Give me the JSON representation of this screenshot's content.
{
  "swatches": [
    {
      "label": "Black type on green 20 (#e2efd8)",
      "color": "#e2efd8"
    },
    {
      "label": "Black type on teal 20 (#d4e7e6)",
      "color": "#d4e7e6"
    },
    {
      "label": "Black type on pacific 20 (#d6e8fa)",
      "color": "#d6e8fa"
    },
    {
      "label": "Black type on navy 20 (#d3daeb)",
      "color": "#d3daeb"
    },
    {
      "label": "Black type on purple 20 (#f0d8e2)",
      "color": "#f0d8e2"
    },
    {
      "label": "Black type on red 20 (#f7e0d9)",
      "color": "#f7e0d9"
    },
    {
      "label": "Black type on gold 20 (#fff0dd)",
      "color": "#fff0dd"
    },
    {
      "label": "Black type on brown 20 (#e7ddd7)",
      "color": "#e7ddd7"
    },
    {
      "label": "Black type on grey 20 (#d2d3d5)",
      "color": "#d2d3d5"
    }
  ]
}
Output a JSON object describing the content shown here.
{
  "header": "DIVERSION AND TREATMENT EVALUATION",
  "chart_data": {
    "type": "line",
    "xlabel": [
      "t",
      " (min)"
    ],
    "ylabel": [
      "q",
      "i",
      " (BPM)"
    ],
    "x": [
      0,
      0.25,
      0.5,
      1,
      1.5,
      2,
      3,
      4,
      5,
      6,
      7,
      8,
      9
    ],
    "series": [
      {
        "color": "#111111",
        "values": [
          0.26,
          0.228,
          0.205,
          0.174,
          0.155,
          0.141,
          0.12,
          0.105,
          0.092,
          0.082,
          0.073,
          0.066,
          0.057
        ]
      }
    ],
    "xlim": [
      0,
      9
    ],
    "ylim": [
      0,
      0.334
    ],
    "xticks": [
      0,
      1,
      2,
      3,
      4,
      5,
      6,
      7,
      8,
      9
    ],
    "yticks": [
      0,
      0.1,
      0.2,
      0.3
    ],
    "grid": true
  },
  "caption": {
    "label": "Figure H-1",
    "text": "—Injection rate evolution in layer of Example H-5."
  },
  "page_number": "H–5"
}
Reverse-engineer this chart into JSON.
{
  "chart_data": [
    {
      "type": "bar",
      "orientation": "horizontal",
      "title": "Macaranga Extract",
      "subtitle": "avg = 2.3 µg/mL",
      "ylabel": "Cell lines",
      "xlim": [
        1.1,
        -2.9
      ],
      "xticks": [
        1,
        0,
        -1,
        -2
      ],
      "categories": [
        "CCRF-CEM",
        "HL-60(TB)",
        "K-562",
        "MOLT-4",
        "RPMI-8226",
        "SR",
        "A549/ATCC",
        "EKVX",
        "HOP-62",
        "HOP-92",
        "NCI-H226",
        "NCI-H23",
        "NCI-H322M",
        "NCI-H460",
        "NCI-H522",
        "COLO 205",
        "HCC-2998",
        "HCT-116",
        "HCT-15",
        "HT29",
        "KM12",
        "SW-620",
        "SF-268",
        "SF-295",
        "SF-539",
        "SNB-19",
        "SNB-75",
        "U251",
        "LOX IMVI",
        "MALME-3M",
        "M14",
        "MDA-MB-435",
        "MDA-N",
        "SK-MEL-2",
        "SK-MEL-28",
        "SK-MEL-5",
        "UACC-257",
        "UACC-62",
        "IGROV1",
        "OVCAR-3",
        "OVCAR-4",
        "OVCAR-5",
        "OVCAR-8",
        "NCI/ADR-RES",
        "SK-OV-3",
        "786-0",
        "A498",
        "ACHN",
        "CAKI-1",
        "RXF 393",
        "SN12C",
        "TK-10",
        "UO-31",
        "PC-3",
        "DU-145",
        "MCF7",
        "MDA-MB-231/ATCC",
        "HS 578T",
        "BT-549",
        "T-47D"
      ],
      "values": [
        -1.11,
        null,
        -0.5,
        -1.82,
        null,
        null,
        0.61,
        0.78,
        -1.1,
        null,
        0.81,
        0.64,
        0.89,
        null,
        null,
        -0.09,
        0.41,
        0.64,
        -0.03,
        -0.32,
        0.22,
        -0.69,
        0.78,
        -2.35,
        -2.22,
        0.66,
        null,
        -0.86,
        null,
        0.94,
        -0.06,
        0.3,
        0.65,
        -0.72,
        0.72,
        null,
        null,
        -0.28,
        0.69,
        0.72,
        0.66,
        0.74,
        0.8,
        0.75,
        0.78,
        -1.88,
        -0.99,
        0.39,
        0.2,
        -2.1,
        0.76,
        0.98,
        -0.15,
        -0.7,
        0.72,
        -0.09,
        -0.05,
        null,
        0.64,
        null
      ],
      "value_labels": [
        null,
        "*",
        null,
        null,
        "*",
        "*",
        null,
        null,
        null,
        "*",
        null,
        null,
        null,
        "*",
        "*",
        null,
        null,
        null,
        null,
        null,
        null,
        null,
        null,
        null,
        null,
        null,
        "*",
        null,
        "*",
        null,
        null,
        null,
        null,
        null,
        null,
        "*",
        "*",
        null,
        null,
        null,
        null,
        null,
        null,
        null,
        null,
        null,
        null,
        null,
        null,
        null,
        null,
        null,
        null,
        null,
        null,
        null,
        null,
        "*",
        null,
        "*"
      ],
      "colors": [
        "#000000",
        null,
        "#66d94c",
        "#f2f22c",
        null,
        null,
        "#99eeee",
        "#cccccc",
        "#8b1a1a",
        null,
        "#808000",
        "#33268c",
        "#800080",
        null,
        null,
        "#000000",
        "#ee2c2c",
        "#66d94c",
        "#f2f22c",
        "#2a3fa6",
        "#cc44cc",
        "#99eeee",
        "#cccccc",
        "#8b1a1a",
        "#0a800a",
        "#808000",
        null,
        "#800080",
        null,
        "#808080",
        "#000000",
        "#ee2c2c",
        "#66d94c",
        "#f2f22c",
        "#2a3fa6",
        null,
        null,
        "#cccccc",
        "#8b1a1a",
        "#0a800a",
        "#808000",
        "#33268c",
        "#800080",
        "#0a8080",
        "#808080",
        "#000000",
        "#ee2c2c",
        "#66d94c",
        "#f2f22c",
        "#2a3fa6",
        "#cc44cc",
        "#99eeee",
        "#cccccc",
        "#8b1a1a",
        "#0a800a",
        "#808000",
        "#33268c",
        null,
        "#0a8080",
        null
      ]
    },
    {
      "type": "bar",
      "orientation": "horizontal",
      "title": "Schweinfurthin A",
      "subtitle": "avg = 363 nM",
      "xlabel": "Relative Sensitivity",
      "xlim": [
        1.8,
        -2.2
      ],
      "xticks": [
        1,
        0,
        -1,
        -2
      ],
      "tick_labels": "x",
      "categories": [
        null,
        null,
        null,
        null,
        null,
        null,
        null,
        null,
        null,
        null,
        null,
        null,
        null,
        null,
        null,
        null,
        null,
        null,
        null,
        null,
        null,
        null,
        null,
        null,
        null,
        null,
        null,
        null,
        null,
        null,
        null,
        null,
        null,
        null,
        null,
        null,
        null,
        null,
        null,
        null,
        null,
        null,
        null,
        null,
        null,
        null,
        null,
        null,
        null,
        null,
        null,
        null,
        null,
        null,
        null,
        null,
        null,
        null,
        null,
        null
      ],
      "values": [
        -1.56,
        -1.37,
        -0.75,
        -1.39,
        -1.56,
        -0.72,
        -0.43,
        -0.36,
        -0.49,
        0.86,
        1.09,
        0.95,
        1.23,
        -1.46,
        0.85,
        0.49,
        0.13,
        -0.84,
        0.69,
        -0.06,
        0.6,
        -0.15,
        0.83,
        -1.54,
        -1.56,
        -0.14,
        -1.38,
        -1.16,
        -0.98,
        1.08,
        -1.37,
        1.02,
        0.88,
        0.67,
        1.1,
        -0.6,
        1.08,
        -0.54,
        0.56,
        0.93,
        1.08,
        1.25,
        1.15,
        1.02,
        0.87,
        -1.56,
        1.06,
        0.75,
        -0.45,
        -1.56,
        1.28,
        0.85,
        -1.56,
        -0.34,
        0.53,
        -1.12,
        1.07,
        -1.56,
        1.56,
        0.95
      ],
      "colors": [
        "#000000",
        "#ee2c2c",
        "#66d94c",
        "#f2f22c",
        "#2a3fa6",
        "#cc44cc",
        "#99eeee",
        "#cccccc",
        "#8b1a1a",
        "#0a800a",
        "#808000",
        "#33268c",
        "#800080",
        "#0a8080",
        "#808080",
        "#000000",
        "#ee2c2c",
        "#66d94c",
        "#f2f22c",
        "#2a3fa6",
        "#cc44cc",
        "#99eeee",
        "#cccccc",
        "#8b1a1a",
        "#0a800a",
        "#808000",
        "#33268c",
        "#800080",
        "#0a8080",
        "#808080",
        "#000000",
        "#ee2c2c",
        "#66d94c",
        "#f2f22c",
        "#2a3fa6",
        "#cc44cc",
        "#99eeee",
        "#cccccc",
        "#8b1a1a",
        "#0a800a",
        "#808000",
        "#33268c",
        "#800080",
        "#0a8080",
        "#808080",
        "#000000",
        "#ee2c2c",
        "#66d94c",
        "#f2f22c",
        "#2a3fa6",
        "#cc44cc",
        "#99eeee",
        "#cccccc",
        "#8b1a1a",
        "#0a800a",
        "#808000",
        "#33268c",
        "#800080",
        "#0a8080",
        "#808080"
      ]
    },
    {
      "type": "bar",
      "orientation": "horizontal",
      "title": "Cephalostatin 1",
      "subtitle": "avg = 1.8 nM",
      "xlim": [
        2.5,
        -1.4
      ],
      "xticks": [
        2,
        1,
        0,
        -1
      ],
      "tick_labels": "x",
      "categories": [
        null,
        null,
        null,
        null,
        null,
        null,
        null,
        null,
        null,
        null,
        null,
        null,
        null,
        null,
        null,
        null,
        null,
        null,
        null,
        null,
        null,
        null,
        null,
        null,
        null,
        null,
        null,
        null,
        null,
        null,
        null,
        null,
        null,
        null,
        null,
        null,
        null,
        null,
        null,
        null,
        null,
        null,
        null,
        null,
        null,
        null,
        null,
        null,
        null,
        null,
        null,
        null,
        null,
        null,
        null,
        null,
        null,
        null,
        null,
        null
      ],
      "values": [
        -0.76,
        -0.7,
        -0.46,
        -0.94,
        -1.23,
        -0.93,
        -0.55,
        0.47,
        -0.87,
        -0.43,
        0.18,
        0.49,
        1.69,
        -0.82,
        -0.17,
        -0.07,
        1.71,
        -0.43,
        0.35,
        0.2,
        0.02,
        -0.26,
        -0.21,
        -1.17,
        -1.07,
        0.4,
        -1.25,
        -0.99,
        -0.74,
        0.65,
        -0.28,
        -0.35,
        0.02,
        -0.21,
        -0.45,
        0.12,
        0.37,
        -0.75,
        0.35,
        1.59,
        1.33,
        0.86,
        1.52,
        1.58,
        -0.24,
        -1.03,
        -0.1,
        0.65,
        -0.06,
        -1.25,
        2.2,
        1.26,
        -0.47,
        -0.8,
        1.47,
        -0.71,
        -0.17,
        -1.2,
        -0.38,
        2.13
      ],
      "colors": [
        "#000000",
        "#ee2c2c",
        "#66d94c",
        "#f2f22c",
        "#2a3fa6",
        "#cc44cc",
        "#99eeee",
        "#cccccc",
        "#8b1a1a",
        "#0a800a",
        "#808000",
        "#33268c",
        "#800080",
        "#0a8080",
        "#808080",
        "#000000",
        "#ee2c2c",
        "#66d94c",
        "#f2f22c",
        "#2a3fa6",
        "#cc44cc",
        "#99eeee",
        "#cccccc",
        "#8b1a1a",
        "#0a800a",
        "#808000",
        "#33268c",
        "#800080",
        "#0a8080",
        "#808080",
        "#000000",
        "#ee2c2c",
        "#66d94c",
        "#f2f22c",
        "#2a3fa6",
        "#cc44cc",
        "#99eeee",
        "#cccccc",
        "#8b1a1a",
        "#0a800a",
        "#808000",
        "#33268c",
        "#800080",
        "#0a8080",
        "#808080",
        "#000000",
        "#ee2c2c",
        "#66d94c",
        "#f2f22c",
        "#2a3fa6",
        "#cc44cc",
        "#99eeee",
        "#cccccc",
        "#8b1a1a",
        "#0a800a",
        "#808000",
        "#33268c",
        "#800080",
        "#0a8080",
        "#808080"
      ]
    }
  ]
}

+ + +

**Given request**
Scan the material above. Extract every line in which the word "JSON" occurs.

**Solution to this problem**
Give me the JSON representation of this screenshot's content.
Output a JSON object describing the content shown here.
Reverse-engineer this chart into JSON.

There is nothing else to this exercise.